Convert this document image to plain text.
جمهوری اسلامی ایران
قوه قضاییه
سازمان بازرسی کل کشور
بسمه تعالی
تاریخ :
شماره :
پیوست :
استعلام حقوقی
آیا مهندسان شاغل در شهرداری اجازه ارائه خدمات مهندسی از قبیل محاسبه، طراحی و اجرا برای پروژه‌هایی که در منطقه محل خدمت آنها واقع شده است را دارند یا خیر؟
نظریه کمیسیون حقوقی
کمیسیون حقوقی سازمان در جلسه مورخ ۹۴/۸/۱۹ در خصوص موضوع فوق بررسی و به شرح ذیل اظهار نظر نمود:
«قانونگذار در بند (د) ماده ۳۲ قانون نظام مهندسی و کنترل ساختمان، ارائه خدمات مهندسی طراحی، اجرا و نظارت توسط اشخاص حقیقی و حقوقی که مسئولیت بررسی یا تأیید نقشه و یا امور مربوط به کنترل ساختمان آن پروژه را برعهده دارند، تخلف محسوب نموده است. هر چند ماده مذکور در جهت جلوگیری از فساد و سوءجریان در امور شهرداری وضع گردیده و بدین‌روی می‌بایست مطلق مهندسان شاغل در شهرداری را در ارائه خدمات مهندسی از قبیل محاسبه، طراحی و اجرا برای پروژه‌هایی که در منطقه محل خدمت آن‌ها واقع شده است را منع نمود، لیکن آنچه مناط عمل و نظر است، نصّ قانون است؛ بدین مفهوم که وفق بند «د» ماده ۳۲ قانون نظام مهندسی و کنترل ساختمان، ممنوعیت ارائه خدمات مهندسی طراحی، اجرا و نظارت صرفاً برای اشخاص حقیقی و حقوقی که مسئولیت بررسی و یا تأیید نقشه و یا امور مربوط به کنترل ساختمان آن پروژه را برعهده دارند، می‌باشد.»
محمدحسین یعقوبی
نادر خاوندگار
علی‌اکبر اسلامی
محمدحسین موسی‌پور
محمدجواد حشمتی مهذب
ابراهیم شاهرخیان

Do this:
Copy all the records above exactly, missing none.

Exercise output:
Convert this document image to plain text.
جمهوری اسلامی ایران
قوه قضاییه
سازمان بازرسی کل کشور
بسمه تعالی
تاریخ :
شماره :
پیوست :
استعلام حقوقی
آیا مهندسان شاغل در شهرداری اجازه ارائه خدمات مهندسی از قبیل محاسبه، طراحی و اجرا برای پروژه‌هایی که در منطقه محل خدمت آنها واقع شده است را دارند یا خیر؟
نظریه کمیسیون حقوقی
کمیسیون حقوقی سازمان در جلسه مورخ ۹۴/۸/۱۹ در خصوص موضوع فوق بررسی و به شرح ذیل اظهار نظر نمود:
«قانونگذار در بند (د) ماده ۳۲ قانون نظام مهندسی و کنترل ساختمان، ارائه خدمات مهندسی طراحی، اجرا و نظارت توسط اشخاص حقیقی و حقوقی که مسئولیت بررسی یا تأیید نقشه و یا امور مربوط به کنترل ساختمان آن پروژه را برعهده دارند، تخلف محسوب نموده است. هر چند ماده مذکور در جهت جلوگیری از فساد و سوءجریان در امور شهرداری وضع گردیده و بدین‌روی می‌بایست مطلق مهندسان شاغل در شهرداری را در ارائه خدمات مهندسی از قبیل محاسبه، طراحی و اجرا برای پروژه‌هایی که در منطقه محل خدمت آن‌ها واقع شده است را منع نمود، لیکن آنچه مناط عمل و نظر است، نصّ قانون است؛ بدین مفهوم که وفق بند «د» ماده ۳۲ قانون نظام مهندسی و کنترل ساختمان، ممنوعیت ارائه خدمات مهندسی طراحی، اجرا و نظارت صرفاً برای اشخاص حقیقی و حقوقی که مسئولیت بررسی و یا تأیید نقشه و یا امور مربوط به کنترل ساختمان آن پروژه را برعهده دارند، می‌باشد.»
محمدحسین یعقوبی
نادر خاوندگار
علی‌اکبر اسلامی
محمدحسین موسی‌پور
محمدجواد حشمتی مهذب
ابراهیم شاهرخیان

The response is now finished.